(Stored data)
▬▬▬

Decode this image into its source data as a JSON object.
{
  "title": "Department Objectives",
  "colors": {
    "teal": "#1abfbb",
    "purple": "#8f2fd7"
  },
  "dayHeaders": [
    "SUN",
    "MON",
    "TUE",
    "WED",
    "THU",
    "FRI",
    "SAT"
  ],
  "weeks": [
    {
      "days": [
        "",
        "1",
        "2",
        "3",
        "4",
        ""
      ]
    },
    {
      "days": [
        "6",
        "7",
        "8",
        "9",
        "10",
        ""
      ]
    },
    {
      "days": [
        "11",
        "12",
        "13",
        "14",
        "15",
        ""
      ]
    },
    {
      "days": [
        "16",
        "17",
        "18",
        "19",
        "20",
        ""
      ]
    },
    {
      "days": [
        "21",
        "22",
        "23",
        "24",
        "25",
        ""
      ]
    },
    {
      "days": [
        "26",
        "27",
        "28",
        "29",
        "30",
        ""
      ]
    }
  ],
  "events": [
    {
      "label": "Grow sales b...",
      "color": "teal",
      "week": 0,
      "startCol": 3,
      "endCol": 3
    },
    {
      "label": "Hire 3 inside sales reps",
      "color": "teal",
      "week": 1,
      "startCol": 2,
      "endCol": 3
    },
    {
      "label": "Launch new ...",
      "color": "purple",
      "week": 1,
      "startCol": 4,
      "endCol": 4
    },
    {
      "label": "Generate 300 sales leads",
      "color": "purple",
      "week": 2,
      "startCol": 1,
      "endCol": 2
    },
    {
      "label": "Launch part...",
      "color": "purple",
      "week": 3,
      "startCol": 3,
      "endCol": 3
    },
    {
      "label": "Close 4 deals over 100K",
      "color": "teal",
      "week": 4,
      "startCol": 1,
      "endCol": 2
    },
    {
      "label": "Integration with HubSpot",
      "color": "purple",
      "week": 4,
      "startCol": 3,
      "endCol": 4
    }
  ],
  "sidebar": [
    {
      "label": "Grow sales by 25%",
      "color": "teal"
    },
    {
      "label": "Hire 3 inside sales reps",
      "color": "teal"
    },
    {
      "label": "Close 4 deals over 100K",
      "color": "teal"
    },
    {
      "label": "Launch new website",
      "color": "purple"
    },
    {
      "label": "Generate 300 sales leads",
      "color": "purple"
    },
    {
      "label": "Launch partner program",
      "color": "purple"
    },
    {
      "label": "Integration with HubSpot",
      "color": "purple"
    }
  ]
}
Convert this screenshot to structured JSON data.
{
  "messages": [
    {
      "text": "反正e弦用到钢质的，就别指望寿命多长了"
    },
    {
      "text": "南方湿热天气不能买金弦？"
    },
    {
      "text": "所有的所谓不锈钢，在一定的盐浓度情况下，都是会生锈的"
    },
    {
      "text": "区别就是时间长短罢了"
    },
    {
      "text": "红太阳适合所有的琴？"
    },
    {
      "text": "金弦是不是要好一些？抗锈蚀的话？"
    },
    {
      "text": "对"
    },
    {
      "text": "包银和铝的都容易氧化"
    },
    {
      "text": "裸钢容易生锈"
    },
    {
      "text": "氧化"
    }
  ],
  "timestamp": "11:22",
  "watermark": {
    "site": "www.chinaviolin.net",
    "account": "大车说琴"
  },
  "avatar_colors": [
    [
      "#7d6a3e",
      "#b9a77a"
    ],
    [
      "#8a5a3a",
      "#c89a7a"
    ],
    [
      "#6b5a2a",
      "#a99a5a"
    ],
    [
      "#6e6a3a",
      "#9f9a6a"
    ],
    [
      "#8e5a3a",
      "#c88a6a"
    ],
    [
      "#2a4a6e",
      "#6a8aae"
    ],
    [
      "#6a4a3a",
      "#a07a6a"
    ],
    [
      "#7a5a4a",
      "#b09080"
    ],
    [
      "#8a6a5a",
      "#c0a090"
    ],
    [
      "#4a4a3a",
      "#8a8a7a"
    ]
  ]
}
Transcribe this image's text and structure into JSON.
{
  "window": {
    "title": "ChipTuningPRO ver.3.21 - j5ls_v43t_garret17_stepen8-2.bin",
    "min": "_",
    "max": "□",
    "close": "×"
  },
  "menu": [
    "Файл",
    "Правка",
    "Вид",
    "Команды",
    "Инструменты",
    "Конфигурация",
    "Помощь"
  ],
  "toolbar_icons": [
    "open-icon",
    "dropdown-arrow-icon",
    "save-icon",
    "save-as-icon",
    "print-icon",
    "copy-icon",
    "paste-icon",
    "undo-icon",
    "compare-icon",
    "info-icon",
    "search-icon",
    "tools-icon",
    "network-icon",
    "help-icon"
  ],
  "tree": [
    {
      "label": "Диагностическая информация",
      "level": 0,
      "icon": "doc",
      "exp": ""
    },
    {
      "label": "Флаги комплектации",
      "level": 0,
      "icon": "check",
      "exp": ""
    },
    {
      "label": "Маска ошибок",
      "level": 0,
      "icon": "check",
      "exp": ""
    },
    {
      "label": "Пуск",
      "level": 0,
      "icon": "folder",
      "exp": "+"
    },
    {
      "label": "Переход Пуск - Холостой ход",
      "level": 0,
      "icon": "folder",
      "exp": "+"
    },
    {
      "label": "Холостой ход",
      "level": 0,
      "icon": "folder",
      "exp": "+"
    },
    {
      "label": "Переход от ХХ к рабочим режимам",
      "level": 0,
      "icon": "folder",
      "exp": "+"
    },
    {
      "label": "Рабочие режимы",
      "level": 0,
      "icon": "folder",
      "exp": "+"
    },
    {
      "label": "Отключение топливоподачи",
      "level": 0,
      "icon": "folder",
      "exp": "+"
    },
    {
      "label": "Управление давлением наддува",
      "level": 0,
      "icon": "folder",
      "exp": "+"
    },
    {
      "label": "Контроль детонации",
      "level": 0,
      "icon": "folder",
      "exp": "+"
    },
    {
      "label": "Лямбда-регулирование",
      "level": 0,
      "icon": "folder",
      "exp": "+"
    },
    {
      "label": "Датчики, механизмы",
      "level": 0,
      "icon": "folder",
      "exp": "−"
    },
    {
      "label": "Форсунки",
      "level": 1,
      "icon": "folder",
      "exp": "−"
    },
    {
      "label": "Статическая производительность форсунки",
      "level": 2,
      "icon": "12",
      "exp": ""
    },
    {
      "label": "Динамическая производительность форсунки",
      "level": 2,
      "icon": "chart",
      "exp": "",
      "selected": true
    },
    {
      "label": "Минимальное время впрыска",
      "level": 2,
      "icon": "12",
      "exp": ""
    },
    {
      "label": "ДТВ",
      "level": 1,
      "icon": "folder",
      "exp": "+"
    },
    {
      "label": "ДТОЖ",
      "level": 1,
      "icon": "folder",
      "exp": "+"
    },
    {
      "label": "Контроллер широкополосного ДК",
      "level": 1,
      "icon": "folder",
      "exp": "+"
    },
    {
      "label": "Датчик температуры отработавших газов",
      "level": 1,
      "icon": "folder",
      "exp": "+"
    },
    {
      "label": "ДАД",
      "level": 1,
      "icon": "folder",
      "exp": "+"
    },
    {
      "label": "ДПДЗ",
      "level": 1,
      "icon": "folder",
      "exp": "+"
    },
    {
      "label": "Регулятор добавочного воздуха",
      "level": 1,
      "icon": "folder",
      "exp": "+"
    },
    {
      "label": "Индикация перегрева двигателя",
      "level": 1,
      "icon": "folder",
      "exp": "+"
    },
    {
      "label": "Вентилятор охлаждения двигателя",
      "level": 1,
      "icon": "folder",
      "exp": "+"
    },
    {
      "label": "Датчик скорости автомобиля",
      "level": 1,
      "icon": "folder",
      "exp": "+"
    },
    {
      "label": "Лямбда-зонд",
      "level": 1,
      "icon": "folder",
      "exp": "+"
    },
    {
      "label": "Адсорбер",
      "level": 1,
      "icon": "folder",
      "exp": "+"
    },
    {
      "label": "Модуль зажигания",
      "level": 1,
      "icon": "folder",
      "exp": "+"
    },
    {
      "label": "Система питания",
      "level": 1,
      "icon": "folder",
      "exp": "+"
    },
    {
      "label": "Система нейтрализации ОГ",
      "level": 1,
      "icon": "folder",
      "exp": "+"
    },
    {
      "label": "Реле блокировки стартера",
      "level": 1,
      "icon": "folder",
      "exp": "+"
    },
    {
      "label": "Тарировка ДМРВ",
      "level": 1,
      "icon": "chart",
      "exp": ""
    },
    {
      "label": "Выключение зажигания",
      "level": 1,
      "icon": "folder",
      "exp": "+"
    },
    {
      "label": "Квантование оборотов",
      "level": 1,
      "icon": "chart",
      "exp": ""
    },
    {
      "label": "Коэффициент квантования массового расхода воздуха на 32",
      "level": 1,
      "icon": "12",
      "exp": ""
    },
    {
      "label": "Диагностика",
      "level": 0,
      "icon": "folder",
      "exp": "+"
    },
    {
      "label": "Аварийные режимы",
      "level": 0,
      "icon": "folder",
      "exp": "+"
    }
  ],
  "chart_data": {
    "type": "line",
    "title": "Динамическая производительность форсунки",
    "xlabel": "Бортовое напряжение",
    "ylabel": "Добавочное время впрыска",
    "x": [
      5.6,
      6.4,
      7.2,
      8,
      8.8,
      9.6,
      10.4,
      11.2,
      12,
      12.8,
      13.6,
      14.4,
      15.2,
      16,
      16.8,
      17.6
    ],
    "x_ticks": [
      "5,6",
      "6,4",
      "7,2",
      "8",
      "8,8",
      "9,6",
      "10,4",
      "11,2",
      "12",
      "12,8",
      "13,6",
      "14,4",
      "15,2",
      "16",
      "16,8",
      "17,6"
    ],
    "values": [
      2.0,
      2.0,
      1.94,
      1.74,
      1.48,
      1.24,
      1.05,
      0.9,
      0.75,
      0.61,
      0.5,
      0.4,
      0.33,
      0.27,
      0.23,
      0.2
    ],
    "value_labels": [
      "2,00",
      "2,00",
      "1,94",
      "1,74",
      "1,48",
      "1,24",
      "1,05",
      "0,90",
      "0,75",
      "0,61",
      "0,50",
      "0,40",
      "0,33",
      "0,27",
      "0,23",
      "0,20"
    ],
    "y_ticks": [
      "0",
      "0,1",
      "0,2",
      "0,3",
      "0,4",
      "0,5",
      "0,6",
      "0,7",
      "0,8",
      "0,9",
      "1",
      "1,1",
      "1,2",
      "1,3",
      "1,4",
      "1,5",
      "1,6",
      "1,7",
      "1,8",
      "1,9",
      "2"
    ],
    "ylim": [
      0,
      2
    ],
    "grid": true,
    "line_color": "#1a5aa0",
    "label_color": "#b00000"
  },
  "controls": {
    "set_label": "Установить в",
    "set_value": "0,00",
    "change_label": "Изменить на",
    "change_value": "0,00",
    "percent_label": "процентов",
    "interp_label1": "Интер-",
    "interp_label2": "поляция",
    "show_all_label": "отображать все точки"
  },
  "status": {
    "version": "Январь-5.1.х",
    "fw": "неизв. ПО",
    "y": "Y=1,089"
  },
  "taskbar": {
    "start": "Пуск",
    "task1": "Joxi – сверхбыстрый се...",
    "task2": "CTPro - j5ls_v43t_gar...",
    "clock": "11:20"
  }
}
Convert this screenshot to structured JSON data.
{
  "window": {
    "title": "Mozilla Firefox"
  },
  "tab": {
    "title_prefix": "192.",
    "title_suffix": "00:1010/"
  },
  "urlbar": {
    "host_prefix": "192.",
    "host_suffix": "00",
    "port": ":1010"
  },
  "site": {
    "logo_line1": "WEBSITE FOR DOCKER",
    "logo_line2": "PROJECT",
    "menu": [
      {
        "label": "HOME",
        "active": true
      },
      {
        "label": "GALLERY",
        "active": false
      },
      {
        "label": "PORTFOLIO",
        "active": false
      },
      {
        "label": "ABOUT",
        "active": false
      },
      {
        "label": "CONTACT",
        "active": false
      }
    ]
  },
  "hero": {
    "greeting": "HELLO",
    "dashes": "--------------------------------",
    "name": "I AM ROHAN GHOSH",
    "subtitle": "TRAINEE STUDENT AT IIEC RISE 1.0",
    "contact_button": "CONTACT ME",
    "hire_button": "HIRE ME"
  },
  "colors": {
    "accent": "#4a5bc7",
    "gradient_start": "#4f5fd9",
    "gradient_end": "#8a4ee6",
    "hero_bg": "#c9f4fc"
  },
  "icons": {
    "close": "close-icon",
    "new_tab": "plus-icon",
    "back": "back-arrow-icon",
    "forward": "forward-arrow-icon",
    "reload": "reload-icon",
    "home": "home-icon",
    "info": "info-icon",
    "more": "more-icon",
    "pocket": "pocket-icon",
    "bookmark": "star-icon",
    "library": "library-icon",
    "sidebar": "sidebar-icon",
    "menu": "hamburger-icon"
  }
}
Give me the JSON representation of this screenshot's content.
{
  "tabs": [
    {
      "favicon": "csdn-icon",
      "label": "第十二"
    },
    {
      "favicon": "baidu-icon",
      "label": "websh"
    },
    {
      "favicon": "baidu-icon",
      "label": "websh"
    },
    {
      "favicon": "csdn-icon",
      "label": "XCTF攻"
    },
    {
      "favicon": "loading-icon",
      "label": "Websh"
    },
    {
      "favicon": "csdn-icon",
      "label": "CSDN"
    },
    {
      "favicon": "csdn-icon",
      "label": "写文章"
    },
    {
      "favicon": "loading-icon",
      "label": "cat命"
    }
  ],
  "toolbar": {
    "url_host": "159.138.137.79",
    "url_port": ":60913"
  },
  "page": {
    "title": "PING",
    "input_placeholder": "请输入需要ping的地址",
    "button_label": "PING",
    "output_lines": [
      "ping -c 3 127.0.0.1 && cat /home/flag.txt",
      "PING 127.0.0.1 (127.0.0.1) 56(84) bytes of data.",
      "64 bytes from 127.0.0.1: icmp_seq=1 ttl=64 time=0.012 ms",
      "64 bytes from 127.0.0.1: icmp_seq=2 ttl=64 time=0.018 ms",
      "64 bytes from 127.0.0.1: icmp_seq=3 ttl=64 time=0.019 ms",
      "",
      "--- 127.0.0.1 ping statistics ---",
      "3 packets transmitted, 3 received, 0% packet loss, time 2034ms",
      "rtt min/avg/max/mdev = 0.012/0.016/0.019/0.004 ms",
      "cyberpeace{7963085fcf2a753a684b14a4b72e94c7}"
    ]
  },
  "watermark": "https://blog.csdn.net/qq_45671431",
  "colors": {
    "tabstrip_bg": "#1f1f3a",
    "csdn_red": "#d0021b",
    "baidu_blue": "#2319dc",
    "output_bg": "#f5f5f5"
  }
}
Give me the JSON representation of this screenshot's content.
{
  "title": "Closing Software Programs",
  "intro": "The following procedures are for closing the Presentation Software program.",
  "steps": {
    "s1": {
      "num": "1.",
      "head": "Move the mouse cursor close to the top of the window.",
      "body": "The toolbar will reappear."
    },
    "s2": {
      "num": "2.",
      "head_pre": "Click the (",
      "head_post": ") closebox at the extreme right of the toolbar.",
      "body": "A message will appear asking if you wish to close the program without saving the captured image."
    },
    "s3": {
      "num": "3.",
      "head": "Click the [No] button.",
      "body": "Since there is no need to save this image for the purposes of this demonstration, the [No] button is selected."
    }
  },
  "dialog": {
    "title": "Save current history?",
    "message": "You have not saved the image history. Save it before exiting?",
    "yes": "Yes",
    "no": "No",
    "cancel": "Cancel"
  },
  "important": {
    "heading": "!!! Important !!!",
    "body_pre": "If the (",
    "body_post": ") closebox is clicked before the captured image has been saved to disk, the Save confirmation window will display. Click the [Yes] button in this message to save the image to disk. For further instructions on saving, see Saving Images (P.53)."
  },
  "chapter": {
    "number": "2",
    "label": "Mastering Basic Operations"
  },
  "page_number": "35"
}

▬▬▬

### PROBLEM REQUIREMENTS
Scan the listing above for the word "Click" and copy every line that holds it.

### OUTPUT BELOW
      "head_pre": "Click the (",
      "head": "Click the [No] button.",
    "body_post": ") closebox is clicked before the captured image has been saved to disk, the Save confirmation window will display. Click the [Yes] button in this message to save the image to disk. For further instructions on saving, see Saving Images (P.53)."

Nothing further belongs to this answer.